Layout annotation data

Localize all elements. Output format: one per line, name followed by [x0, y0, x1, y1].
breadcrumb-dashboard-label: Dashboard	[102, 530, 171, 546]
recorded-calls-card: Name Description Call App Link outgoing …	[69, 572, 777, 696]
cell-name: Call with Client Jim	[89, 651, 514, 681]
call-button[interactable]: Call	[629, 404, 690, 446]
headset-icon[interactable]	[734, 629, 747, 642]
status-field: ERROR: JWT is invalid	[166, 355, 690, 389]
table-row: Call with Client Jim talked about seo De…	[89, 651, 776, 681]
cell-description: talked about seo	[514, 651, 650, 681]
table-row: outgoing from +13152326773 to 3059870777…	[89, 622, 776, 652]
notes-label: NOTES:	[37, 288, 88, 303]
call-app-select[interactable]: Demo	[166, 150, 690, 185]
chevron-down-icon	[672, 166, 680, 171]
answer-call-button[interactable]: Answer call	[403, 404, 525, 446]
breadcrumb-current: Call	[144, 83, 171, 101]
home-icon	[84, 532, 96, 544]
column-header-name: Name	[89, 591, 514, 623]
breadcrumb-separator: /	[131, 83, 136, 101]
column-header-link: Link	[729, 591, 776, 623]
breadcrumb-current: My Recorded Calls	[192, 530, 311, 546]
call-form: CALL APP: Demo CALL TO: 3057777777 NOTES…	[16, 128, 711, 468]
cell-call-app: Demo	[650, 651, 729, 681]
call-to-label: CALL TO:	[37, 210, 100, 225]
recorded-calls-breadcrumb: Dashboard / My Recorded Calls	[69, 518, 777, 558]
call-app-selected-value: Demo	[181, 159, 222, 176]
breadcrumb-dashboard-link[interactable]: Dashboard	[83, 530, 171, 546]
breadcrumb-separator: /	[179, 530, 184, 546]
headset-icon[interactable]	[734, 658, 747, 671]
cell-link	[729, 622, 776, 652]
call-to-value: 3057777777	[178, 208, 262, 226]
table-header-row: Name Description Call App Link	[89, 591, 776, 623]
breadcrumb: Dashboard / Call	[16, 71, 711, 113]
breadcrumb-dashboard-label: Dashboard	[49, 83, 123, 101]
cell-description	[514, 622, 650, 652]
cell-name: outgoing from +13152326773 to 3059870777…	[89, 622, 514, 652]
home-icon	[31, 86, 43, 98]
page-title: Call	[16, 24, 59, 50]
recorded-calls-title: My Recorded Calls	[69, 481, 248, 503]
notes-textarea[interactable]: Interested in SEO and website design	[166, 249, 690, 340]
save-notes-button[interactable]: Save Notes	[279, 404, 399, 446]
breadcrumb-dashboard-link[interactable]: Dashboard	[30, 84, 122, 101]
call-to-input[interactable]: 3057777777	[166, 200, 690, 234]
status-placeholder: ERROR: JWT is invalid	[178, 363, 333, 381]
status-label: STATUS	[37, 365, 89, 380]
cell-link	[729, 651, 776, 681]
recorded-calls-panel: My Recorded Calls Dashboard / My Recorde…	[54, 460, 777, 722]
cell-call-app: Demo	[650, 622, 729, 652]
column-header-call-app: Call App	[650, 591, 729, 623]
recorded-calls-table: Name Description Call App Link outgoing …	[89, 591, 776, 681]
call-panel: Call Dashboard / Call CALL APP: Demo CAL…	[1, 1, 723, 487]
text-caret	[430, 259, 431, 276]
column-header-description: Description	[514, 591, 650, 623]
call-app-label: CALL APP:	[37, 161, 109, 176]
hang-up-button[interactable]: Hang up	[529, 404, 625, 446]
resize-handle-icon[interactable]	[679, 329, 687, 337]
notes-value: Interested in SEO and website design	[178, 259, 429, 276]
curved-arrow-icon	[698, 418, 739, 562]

• Work instructions:
Copy out all of the lines in these items exactly as they appear, with nothing changed.

• Answer to this task:
Localize all elements. Output format: one per line, name followed by [x0, y0, x1, y1].
breadcrumb-dashboard-label: Dashboard	[102, 530, 171, 546]
recorded-calls-card: Name Description Call App Link outgoing …	[69, 572, 777, 696]
cell-name: Call with Client Jim	[89, 651, 514, 681]
call-button[interactable]: Call	[629, 404, 690, 446]
headset-icon[interactable]	[734, 629, 747, 642]
status-field: ERROR: JWT is invalid	[166, 355, 690, 389]
table-row: Call with Client Jim talked about seo De…	[89, 651, 776, 681]
cell-description: talked about seo	[514, 651, 650, 681]
table-row: outgoing from +13152326773 to 3059870777…	[89, 622, 776, 652]
notes-label: NOTES:	[37, 288, 88, 303]
call-app-select[interactable]: Demo	[166, 150, 690, 185]
chevron-down-icon	[672, 166, 680, 171]
answer-call-button[interactable]: Answer call	[403, 404, 525, 446]
breadcrumb-current: Call	[144, 83, 171, 101]
home-icon	[84, 532, 96, 544]
column-header-name: Name	[89, 591, 514, 623]
breadcrumb-separator: /	[131, 83, 136, 101]
column-header-link: Link	[729, 591, 776, 623]
breadcrumb-current: My Recorded Calls	[192, 530, 311, 546]
call-form: CALL APP: Demo CALL TO: 3057777777 NOTES…	[16, 128, 711, 468]
cell-call-app: Demo	[650, 651, 729, 681]
call-to-label: CALL TO:	[37, 210, 100, 225]
recorded-calls-breadcrumb: Dashboard / My Recorded Calls	[69, 518, 777, 558]
call-app-selected-value: Demo	[181, 159, 222, 176]
breadcrumb-dashboard-link[interactable]: Dashboard	[83, 530, 171, 546]
breadcrumb-separator: /	[179, 530, 184, 546]
headset-icon[interactable]	[734, 658, 747, 671]
cell-link	[729, 622, 776, 652]
call-to-value: 3057777777	[178, 208, 262, 226]
table-header-row: Name Description Call App Link	[89, 591, 776, 623]
breadcrumb: Dashboard / Call	[16, 71, 711, 113]
breadcrumb-dashboard-label: Dashboard	[49, 83, 123, 101]
cell-description	[514, 622, 650, 652]
cell-name: outgoing from +13152326773 to 3059870777…	[89, 622, 514, 652]
home-icon	[31, 86, 43, 98]
page-title: Call	[16, 24, 59, 50]
recorded-calls-title: My Recorded Calls	[69, 481, 248, 503]
notes-textarea[interactable]: Interested in SEO and website design	[166, 249, 690, 340]
save-notes-button[interactable]: Save Notes	[279, 404, 399, 446]
breadcrumb-dashboard-link[interactable]: Dashboard	[30, 84, 122, 101]
call-to-input[interactable]: 3057777777	[166, 200, 690, 234]
status-placeholder: ERROR: JWT is invalid	[178, 363, 333, 381]
status-label: STATUS	[37, 365, 89, 380]
cell-link	[729, 651, 776, 681]
recorded-calls-panel: My Recorded Calls Dashboard / My Recorde…	[54, 460, 777, 722]
cell-call-app: Demo	[650, 622, 729, 652]
column-header-call-app: Call App	[650, 591, 729, 623]
recorded-calls-table: Name Description Call App Link outgoing …	[89, 591, 776, 681]
call-panel: Call Dashboard / Call CALL APP: Demo CAL…	[1, 1, 723, 487]
text-caret	[430, 259, 431, 276]
column-header-description: Description	[514, 591, 650, 623]
call-app-label: CALL APP:	[37, 161, 109, 176]
hang-up-button[interactable]: Hang up	[529, 404, 625, 446]
resize-handle-icon[interactable]	[679, 329, 687, 337]
notes-value: Interested in SEO and website design	[178, 259, 429, 276]
curved-arrow-icon	[698, 418, 739, 562]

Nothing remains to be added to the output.